Aim:
Print the records below exactly as they appear.

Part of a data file
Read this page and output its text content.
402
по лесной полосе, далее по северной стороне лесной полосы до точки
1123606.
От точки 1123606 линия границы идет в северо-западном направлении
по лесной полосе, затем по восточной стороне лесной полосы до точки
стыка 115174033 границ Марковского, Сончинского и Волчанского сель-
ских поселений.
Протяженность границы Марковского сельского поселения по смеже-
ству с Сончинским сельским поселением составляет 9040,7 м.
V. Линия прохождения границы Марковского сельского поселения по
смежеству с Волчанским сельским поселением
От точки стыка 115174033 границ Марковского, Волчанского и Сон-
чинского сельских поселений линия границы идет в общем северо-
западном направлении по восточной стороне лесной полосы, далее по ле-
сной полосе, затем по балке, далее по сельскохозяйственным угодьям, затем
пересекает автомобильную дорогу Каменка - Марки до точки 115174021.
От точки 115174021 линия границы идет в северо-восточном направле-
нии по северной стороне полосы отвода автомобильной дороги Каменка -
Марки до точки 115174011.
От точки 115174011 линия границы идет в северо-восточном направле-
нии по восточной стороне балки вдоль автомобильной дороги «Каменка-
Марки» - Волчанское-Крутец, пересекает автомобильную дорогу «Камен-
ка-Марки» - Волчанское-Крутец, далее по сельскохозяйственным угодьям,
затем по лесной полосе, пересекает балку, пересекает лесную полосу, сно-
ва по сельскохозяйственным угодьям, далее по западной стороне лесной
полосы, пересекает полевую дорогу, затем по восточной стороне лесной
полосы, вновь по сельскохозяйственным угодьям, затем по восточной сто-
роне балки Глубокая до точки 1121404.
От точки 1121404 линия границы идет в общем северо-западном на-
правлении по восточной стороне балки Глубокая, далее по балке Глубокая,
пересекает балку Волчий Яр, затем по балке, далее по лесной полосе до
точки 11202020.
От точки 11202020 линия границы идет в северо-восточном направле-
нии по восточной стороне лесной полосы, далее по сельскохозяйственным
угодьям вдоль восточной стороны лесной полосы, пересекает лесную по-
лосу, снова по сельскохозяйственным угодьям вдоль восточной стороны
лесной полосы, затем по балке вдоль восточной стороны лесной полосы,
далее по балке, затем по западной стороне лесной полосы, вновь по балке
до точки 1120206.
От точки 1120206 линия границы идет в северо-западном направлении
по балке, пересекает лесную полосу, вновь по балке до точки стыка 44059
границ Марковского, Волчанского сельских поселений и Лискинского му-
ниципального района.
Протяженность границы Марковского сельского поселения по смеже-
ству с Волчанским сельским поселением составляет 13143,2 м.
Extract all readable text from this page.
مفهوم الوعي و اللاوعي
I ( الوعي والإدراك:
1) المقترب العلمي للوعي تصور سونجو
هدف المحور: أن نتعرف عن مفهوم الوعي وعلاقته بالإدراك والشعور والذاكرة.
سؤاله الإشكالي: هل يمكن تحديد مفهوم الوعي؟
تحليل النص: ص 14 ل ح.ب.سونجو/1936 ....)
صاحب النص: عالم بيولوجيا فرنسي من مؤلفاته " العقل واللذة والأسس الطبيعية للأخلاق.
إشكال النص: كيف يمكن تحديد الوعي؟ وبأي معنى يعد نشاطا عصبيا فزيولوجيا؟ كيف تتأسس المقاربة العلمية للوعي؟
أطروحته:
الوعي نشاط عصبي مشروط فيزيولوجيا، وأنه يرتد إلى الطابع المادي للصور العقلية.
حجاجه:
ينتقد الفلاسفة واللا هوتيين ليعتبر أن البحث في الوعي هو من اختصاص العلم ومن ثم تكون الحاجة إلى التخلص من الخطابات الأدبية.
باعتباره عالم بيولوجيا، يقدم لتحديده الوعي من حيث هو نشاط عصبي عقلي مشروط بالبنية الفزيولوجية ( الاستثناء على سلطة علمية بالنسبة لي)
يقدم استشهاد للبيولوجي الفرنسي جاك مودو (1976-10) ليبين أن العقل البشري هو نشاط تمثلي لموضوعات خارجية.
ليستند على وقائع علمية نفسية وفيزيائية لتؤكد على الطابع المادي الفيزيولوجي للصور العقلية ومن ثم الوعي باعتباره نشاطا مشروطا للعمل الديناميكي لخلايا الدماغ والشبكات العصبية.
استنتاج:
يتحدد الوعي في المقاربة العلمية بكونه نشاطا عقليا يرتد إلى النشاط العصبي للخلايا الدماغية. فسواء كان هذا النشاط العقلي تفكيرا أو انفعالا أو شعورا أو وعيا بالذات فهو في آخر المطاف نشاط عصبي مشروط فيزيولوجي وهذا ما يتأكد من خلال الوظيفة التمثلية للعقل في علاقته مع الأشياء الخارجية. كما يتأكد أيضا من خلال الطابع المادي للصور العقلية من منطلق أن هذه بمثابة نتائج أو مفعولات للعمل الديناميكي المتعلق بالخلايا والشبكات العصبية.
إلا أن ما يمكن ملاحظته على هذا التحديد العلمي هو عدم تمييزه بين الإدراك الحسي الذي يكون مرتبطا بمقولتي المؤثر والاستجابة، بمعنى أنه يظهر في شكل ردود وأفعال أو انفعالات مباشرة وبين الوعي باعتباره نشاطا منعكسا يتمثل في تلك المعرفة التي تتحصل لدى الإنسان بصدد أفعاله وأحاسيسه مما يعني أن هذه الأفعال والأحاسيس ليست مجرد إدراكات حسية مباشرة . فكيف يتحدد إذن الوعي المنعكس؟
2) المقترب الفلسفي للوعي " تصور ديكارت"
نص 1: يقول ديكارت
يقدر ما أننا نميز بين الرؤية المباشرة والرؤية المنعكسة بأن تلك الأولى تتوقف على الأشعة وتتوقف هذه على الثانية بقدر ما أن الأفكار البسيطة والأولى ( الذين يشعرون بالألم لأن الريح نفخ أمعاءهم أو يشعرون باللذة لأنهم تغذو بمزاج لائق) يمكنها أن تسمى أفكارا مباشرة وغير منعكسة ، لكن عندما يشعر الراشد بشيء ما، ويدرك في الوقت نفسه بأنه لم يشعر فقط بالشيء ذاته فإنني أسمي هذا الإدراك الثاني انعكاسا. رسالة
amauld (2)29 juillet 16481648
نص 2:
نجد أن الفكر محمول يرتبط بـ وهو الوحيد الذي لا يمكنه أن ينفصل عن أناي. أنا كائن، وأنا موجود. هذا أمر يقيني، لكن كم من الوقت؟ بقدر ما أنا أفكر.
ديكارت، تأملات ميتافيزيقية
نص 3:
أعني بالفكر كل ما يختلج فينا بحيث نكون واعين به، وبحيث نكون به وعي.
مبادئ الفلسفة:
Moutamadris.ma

Response to the task:
Read this page and output its text content.
402
по лесной полосе, далее по северной стороне лесной полосы до точки
1123606.
От точки 1123606 линия границы идет в северо-западном направлении
по лесной полосе, затем по восточной стороне лесной полосы до точки
стыка 115174033 границ Марковского, Сончинского и Волчанского сель-
ских поселений.
Протяженность границы Марковского сельского поселения по смеже-
ству с Сончинским сельским поселением составляет 9040,7 м.
V. Линия прохождения границы Марковского сельского поселения по
смежеству с Волчанским сельским поселением
От точки стыка 115174033 границ Марковского, Волчанского и Сон-
чинского сельских поселений линия границы идет в общем северо-
западном направлении по восточной стороне лесной полосы, далее по ле-
сной полосе, затем по балке, далее по сельскохозяйственным угодьям, затем
пересекает автомобильную дорогу Каменка - Марки до точки 115174021.
От точки 115174021 линия границы идет в северо-восточном направле-
нии по северной стороне полосы отвода автомобильной дороги Каменка -
Марки до точки 115174011.
От точки 115174011 линия границы идет в северо-восточном направле-
нии по восточной стороне балки вдоль автомобильной дороги «Каменка-
Марки» - Волчанское-Крутец, пересекает автомобильную дорогу «Камен-
ка-Марки» - Волчанское-Крутец, далее по сельскохозяйственным угодьям,
затем по лесной полосе, пересекает балку, пересекает лесную полосу, сно-
ва по сельскохозяйственным угодьям, далее по западной стороне лесной
полосы, пересекает полевую дорогу, затем по восточной стороне лесной
полосы, вновь по сельскохозяйственным угодьям, затем по восточной сто-
роне балки Глубокая до точки 1121404.
От точки 1121404 линия границы идет в общем северо-западном на-
правлении по восточной стороне балки Глубокая, далее по балке Глубокая,
пересекает балку Волчий Яр, затем по балке, далее по лесной полосе до
точки 11202020.
От точки 11202020 линия границы идет в северо-восточном направле-
нии по восточной стороне лесной полосы, далее по сельскохозяйственным
угодьям вдоль восточной стороны лесной полосы, пересекает лесную по-
лосу, снова по сельскохозяйственным угодьям вдоль восточной стороны
лесной полосы, затем по балке вдоль восточной стороны лесной полосы,
далее по балке, затем по западной стороне лесной полосы, вновь по балке
до точки 1120206.
От точки 1120206 линия границы идет в северо-западном направлении
по балке, пересекает лесную полосу, вновь по балке до точки стыка 44059
границ Марковского, Волчанского сельских поселений и Лискинского му-
ниципального района.
Протяженность границы Марковского сельского поселения по смеже-
ству с Волчанским сельским поселением составляет 13143,2 м.
Extract all readable text from this page.
مفهوم الوعي و اللاوعي
I ( الوعي والإدراك:
1) المقترب العلمي للوعي تصور سونجو
هدف المحور: أن نتعرف عن مفهوم الوعي وعلاقته بالإدراك والشعور والذاكرة.
سؤاله الإشكالي: هل يمكن تحديد مفهوم الوعي؟
تحليل النص: ص 14 ل ح.ب.سونجو/1936 ....)
صاحب النص: عالم بيولوجيا فرنسي من مؤلفاته " العقل واللذة والأسس الطبيعية للأخلاق.
إشكال النص: كيف يمكن تحديد الوعي؟ وبأي معنى يعد نشاطا عصبيا فزيولوجيا؟ كيف تتأسس المقاربة العلمية للوعي؟
أطروحته:
الوعي نشاط عصبي مشروط فيزيولوجيا، وأنه يرتد إلى الطابع المادي للصور العقلية.
حجاجه:
ينتقد الفلاسفة واللا هوتيين ليعتبر أن البحث في الوعي هو من اختصاص العلم ومن ثم تكون الحاجة إلى التخلص من الخطابات الأدبية.
باعتباره عالم بيولوجيا، يقدم لتحديده الوعي من حيث هو نشاط عصبي عقلي مشروط بالبنية الفزيولوجية ( الاستثناء على سلطة علمية بالنسبة لي)
يقدم استشهاد للبيولوجي الفرنسي جاك مودو (1976-10) ليبين أن العقل البشري هو نشاط تمثلي لموضوعات خارجية.
ليستند على وقائع علمية نفسية وفيزيائية لتؤكد على الطابع المادي الفيزيولوجي للصور العقلية ومن ثم الوعي باعتباره نشاطا مشروطا للعمل الديناميكي لخلايا الدماغ والشبكات العصبية.
استنتاج:
يتحدد الوعي في المقاربة العلمية بكونه نشاطا عقليا يرتد إلى النشاط العصبي للخلايا الدماغية. فسواء كان هذا النشاط العقلي تفكيرا أو انفعالا أو شعورا أو وعيا بالذات فهو في آخر المطاف نشاط عصبي مشروط فيزيولوجي وهذا ما يتأكد من خلال الوظيفة التمثلية للعقل في علاقته مع الأشياء الخارجية. كما يتأكد أيضا من خلال الطابع المادي للصور العقلية من منطلق أن هذه بمثابة نتائج أو مفعولات للعمل الديناميكي المتعلق بالخلايا والشبكات العصبية.
إلا أن ما يمكن ملاحظته على هذا التحديد العلمي هو عدم تمييزه بين الإدراك الحسي الذي يكون مرتبطا بمقولتي المؤثر والاستجابة، بمعنى أنه يظهر في شكل ردود وأفعال أو انفعالات مباشرة وبين الوعي باعتباره نشاطا منعكسا يتمثل في تلك المعرفة التي تتحصل لدى الإنسان بصدد أفعاله وأحاسيسه مما يعني أن هذه الأفعال والأحاسيس ليست مجرد إدراكات حسية مباشرة . فكيف يتحدد إذن الوعي المنعكس؟
2) المقترب الفلسفي للوعي " تصور ديكارت"
نص 1: يقول ديكارت
يقدر ما أننا نميز بين الرؤية المباشرة والرؤية المنعكسة بأن تلك الأولى تتوقف على الأشعة وتتوقف هذه على الثانية بقدر ما أن الأفكار البسيطة والأولى ( الذين يشعرون بالألم لأن الريح نفخ أمعاءهم أو يشعرون باللذة لأنهم تغذو بمزاج لائق) يمكنها أن تسمى أفكارا مباشرة وغير منعكسة ، لكن عندما يشعر الراشد بشيء ما، ويدرك في الوقت نفسه بأنه لم يشعر فقط بالشيء ذاته فإنني أسمي هذا الإدراك الثاني انعكاسا. رسالة
amauld (2)29 juillet 16481648
نص 2:
نجد أن الفكر محمول يرتبط بـ وهو الوحيد الذي لا يمكنه أن ينفصل عن أناي. أنا كائن، وأنا موجود. هذا أمر يقيني، لكن كم من الوقت؟ بقدر ما أنا أفكر.
ديكارت، تأملات ميتافيزيقية
نص 3:
أعني بالفكر كل ما يختلج فينا بحيث نكون واعين به، وبحيث نكون به وعي.
مبادئ الفلسفة:
Moutamadris.ma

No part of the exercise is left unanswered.